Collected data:
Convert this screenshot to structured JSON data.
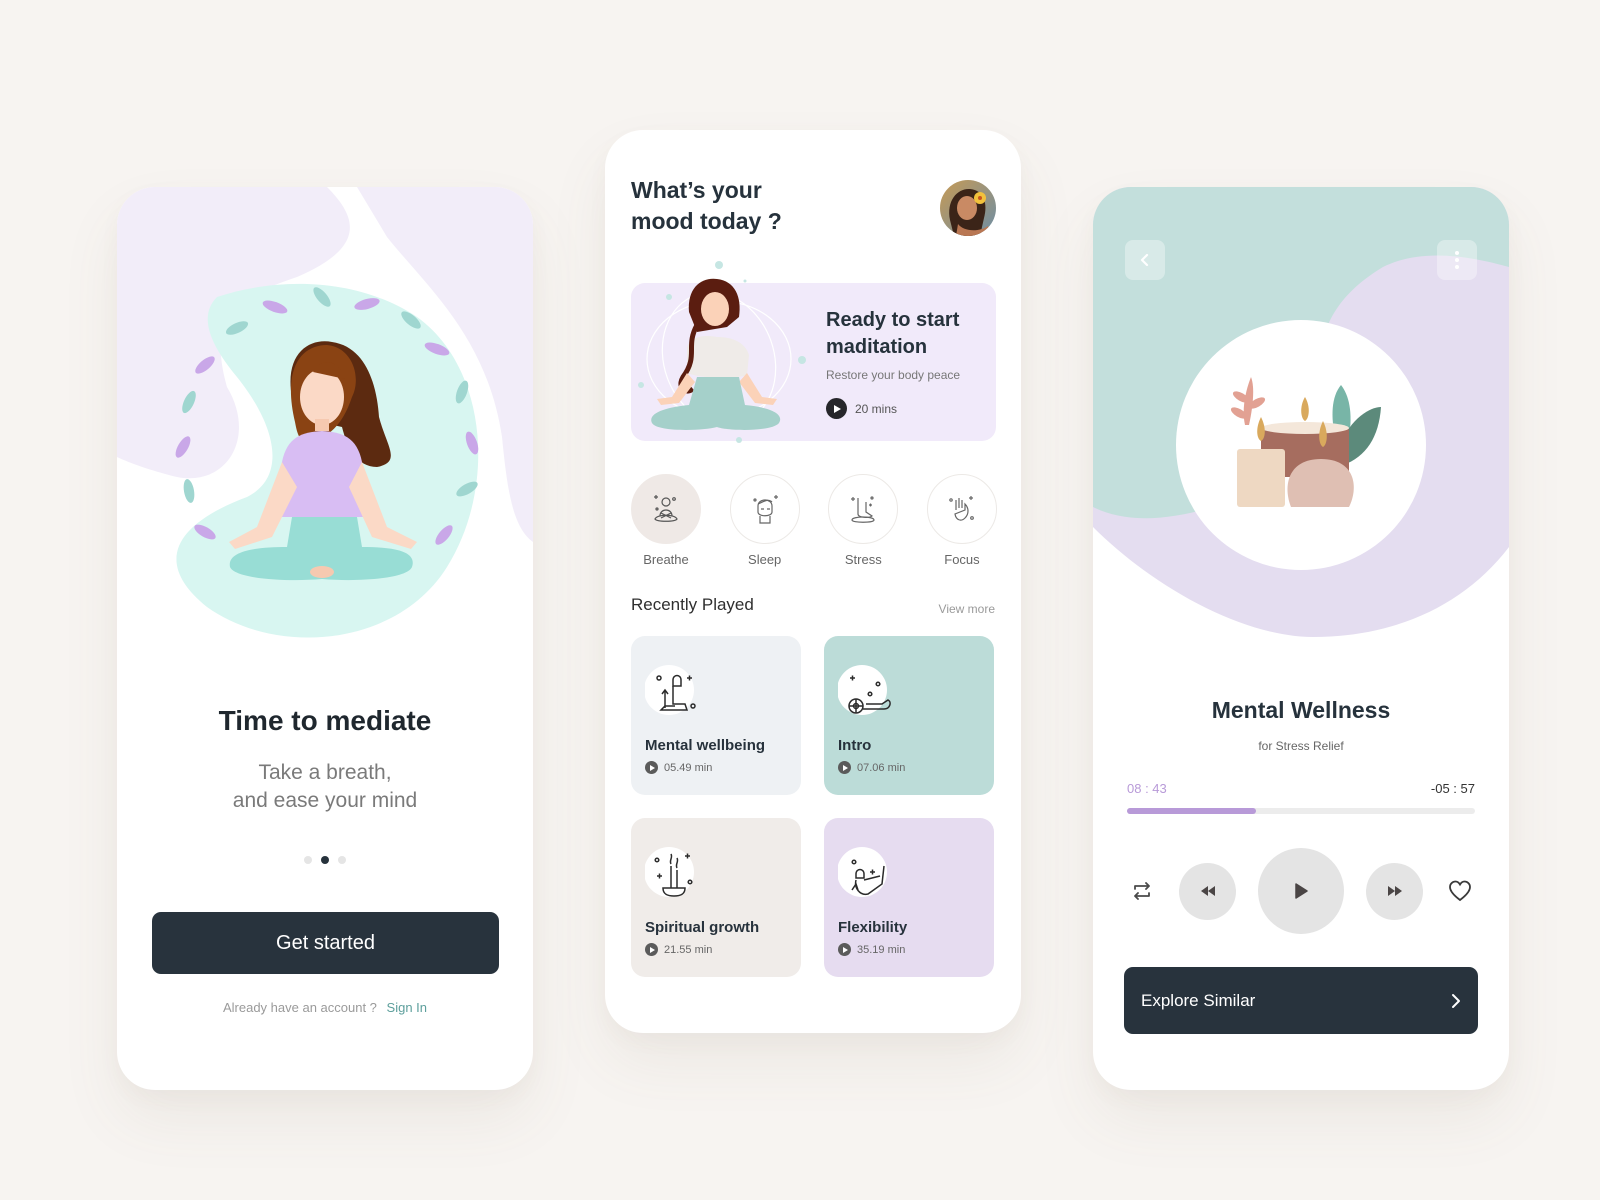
{
  "onboarding": {
    "title": "Time to mediate",
    "subtitle_line1": "Take a breath,",
    "subtitle_line2": "and ease your mind",
    "pagination": {
      "total": 3,
      "active_index": 1
    },
    "cta_label": "Get started",
    "account_prompt": "Already have an account ?",
    "signin_label": "Sign In"
  },
  "home": {
    "greeting_line1": "What’s your",
    "greeting_line2": "mood today ?",
    "banner": {
      "title_line1": "Ready to start",
      "title_line2": "maditation",
      "subtitle": "Restore your body peace",
      "duration": "20 mins"
    },
    "moods": [
      {
        "label": "Breathe",
        "icon": "meditating-person-icon",
        "active": true
      },
      {
        "label": "Sleep",
        "icon": "sleeping-face-icon",
        "active": false
      },
      {
        "label": "Stress",
        "icon": "stress-foot-icon",
        "active": false
      },
      {
        "label": "Focus",
        "icon": "focus-hand-icon",
        "active": false
      }
    ],
    "recent_title": "Recently Played",
    "view_more_label": "View more",
    "recent": [
      {
        "name": "Mental wellbeing",
        "duration": "05.49 min",
        "icon": "seated-person-icon",
        "color": "#eef1f4"
      },
      {
        "name": "Intro",
        "duration": "07.06 min",
        "icon": "lying-person-icon",
        "color": "#bcdcd8"
      },
      {
        "name": "Spiritual growth",
        "duration": "21.55 min",
        "icon": "incense-icon",
        "color": "#f0ece9"
      },
      {
        "name": "Flexibility",
        "duration": "35.19 min",
        "icon": "stretching-person-icon",
        "color": "#e6dcf0"
      }
    ]
  },
  "player": {
    "title": "Mental Wellness",
    "subtitle": "for Stress Relief",
    "elapsed": "08 : 43",
    "remaining": "-05 : 57",
    "progress_fraction": 0.37,
    "explore_label": "Explore Similar"
  },
  "colors": {
    "background": "#f7f4f1",
    "dark": "#28333d",
    "accent_purple": "#b89ad8",
    "accent_teal": "#5d9f9c",
    "lavender": "#f1eafa",
    "mint": "#d5f4ef"
  }
}
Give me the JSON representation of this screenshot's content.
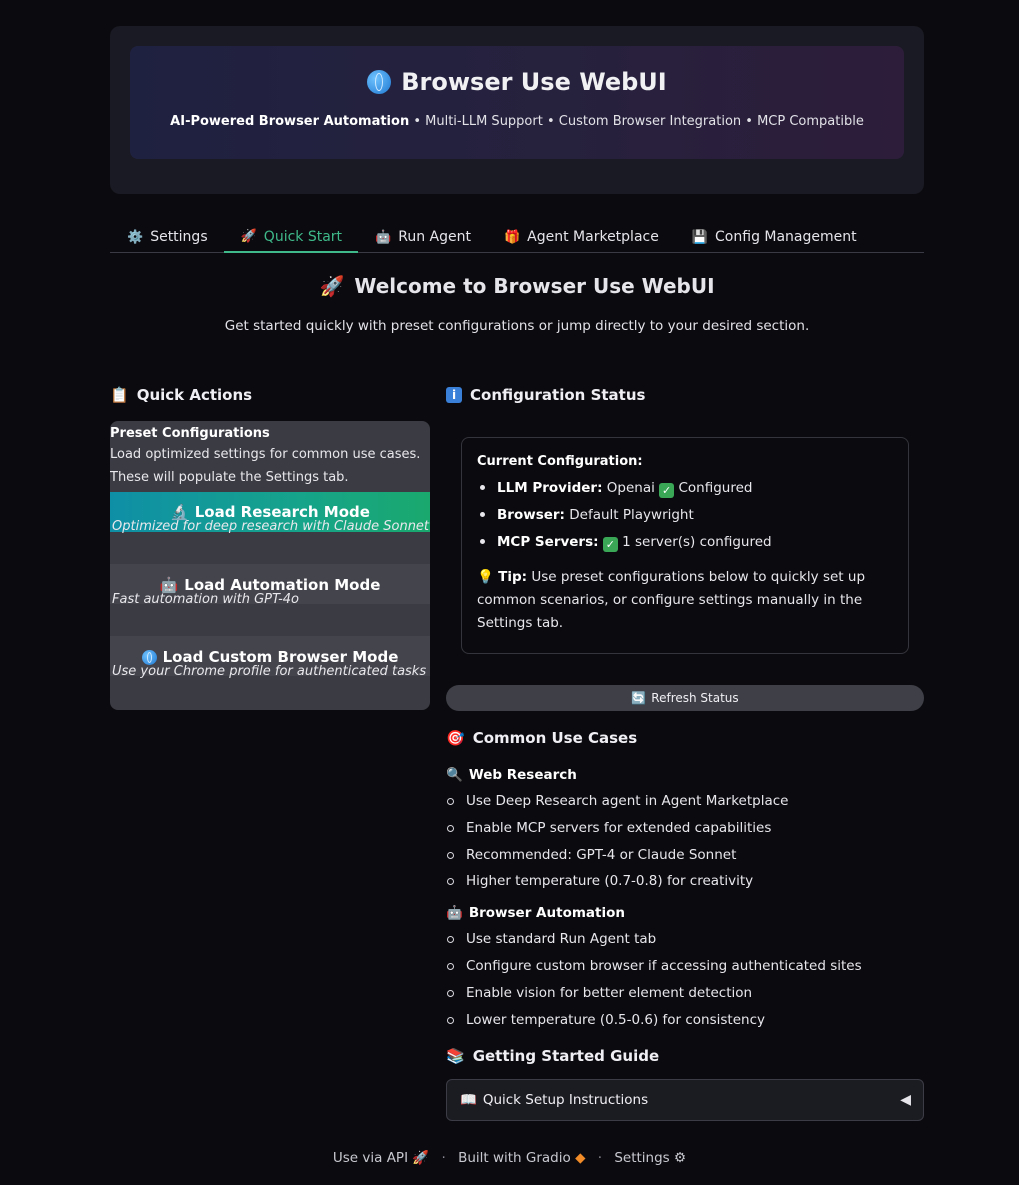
{
  "header": {
    "title": "Browser Use WebUI",
    "subtitle_bold": "AI-Powered Browser Automation",
    "subtitle_rest": " • Multi-LLM Support • Custom Browser Integration • MCP Compatible"
  },
  "tabs": [
    {
      "icon": "⚙️",
      "label": "Settings"
    },
    {
      "icon": "🚀",
      "label": "Quick Start"
    },
    {
      "icon": "🤖",
      "label": "Run Agent"
    },
    {
      "icon": "🎁",
      "label": "Agent Marketplace"
    },
    {
      "icon": "💾",
      "label": "Config Management"
    }
  ],
  "active_tab": "Quick Start",
  "welcome": {
    "title": "Welcome to Browser Use WebUI",
    "subtitle": "Get started quickly with preset configurations or jump directly to your desired section."
  },
  "quick_actions": {
    "title": "Quick Actions",
    "preset_title": "Preset Configurations",
    "preset_desc": "Load optimized settings for common use cases. These will populate the Settings tab.",
    "buttons": [
      {
        "label": "Load Research Mode",
        "desc": "Optimized for deep research with Claude Sonnet"
      },
      {
        "label": "Load Automation Mode",
        "desc": "Fast automation with GPT-4o"
      },
      {
        "label": "Load Custom Browser Mode",
        "desc": "Use your Chrome profile for authenticated tasks"
      }
    ]
  },
  "config_status": {
    "title": "Configuration Status",
    "current_label": "Current Configuration:",
    "llm_label": "LLM Provider:",
    "llm_value": "Openai",
    "llm_status": "Configured",
    "browser_label": "Browser:",
    "browser_value": "Default Playwright",
    "mcp_label": "MCP Servers:",
    "mcp_value": "1 server(s) configured",
    "tip_label": "Tip:",
    "tip_text": "Use preset configurations below to quickly set up common scenarios, or configure settings manually in the Settings tab.",
    "refresh_label": "Refresh Status"
  },
  "use_cases": {
    "title": "Common Use Cases",
    "web_research": {
      "title": "Web Research",
      "items": [
        "Use Deep Research agent in Agent Marketplace",
        "Enable MCP servers for extended capabilities",
        "Recommended: GPT-4 or Claude Sonnet",
        "Higher temperature (0.7-0.8) for creativity"
      ]
    },
    "browser_automation": {
      "title": "Browser Automation",
      "items": [
        "Use standard Run Agent tab",
        "Configure custom browser if accessing authenticated sites",
        "Enable vision for better element detection",
        "Lower temperature (0.5-0.6) for consistency"
      ]
    }
  },
  "guide": {
    "title": "Getting Started Guide",
    "accordion_label": "Quick Setup Instructions",
    "accordion_icon": "◀"
  },
  "footer": {
    "api": "Use via API",
    "built": "Built with Gradio",
    "settings": "Settings"
  }
}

> _What is asked_:
Each record should be quoted exactly, with the images omitted.

> _Full answer_:
Convert this screenshot to structured JSON data.
{
  "onboarding": {
    "title": "Time to mediate",
    "subtitle_line1": "Take a breath,",
    "subtitle_line2": "and ease your mind",
    "pagination": {
      "total": 3,
      "active_index": 1
    },
    "cta_label": "Get started",
    "account_prompt": "Already have an account ?",
    "signin_label": "Sign In"
  },
  "home": {
    "greeting_line1": "What’s your",
    "greeting_line2": "mood today ?",
    "banner": {
      "title_line1": "Ready to start",
      "title_line2": "maditation",
      "subtitle": "Restore your body peace",
      "duration": "20 mins"
    },
    "moods": [
      {
        "label": "Breathe",
        "icon": "meditating-person-icon",
        "active": true
      },
      {
        "label": "Sleep",
        "icon": "sleeping-face-icon",
        "active": false
      },
      {
        "label": "Stress",
        "icon": "stress-foot-icon",
        "active": false
      },
      {
        "label": "Focus",
        "icon": "focus-hand-icon",
        "active": false
      }
    ],
    "recent_title": "Recently Played",
    "view_more_label": "View more",
    "recent": [
      {
        "name": "Mental wellbeing",
        "duration": "05.49 min",
        "icon": "seated-person-icon",
        "color": "#eef1f4"
      },
      {
        "name": "Intro",
        "duration": "07.06 min",
        "icon": "lying-person-icon",
        "color": "#bcdcd8"
      },
      {
        "name": "Spiritual growth",
        "duration": "21.55 min",
        "icon": "incense-icon",
        "color": "#f0ece9"
      },
      {
        "name": "Flexibility",
        "duration": "35.19 min",
        "icon": "stretching-person-icon",
        "color": "#e6dcf0"
      }
    ]
  },
  "player": {
    "title": "Mental Wellness",
    "subtitle": "for Stress Relief",
    "elapsed": "08 : 43",
    "remaining": "-05 : 57",
    "progress_fraction": 0.37,
    "explore_label": "Explore Similar"
  },
  "colors": {
    "background": "#f7f4f1",
    "dark": "#28333d",
    "accent_purple": "#b89ad8",
    "accent_teal": "#5d9f9c",
    "lavender": "#f1eafa",
    "mint": "#d5f4ef"
  }
}
Give me the JSON representation of this screenshot's content.
{
  "header": {
    "title": "Browser Use WebUI",
    "subtitle_bold": "AI-Powered Browser Automation",
    "subtitle_rest": " • Multi-LLM Support • Custom Browser Integration • MCP Compatible"
  },
  "tabs": [
    {
      "icon": "⚙️",
      "label": "Settings"
    },
    {
      "icon": "🚀",
      "label": "Quick Start"
    },
    {
      "icon": "🤖",
      "label": "Run Agent"
    },
    {
      "icon": "🎁",
      "label": "Agent Marketplace"
    },
    {
      "icon": "💾",
      "label": "Config Management"
    }
  ],
  "active_tab": "Quick Start",
  "welcome": {
    "title": "Welcome to Browser Use WebUI",
    "subtitle": "Get started quickly with preset configurations or jump directly to your desired section."
  },
  "quick_actions": {
    "title": "Quick Actions",
    "preset_title": "Preset Configurations",
    "preset_desc": "Load optimized settings for common use cases. These will populate the Settings tab.",
    "buttons": [
      {
        "label": "Load Research Mode",
        "desc": "Optimized for deep research with Claude Sonnet"
      },
      {
        "label": "Load Automation Mode",
        "desc": "Fast automation with GPT-4o"
      },
      {
        "label": "Load Custom Browser Mode",
        "desc": "Use your Chrome profile for authenticated tasks"
      }
    ]
  },
  "config_status": {
    "title": "Configuration Status",
    "current_label": "Current Configuration:",
    "llm_label": "LLM Provider:",
    "llm_value": "Openai",
    "llm_status": "Configured",
    "browser_label": "Browser:",
    "browser_value": "Default Playwright",
    "mcp_label": "MCP Servers:",
    "mcp_value": "1 server(s) configured",
    "tip_label": "Tip:",
    "tip_text": "Use preset configurations below to quickly set up common scenarios, or configure settings manually in the Settings tab.",
    "refresh_label": "Refresh Status"
  },
  "use_cases": {
    "title": "Common Use Cases",
    "web_research": {
      "title": "Web Research",
      "items": [
        "Use Deep Research agent in Agent Marketplace",
        "Enable MCP servers for extended capabilities",
        "Recommended: GPT-4 or Claude Sonnet",
        "Higher temperature (0.7-0.8) for creativity"
      ]
    },
    "browser_automation": {
      "title": "Browser Automation",
      "items": [
        "Use standard Run Agent tab",
        "Configure custom browser if accessing authenticated sites",
        "Enable vision for better element detection",
        "Lower temperature (0.5-0.6) for consistency"
      ]
    }
  },
  "guide": {
    "title": "Getting Started Guide",
    "accordion_label": "Quick Setup Instructions",
    "accordion_icon": "◀"
  },
  "footer": {
    "api": "Use via API",
    "built": "Built with Gradio",
    "settings": "Settings"
  }
}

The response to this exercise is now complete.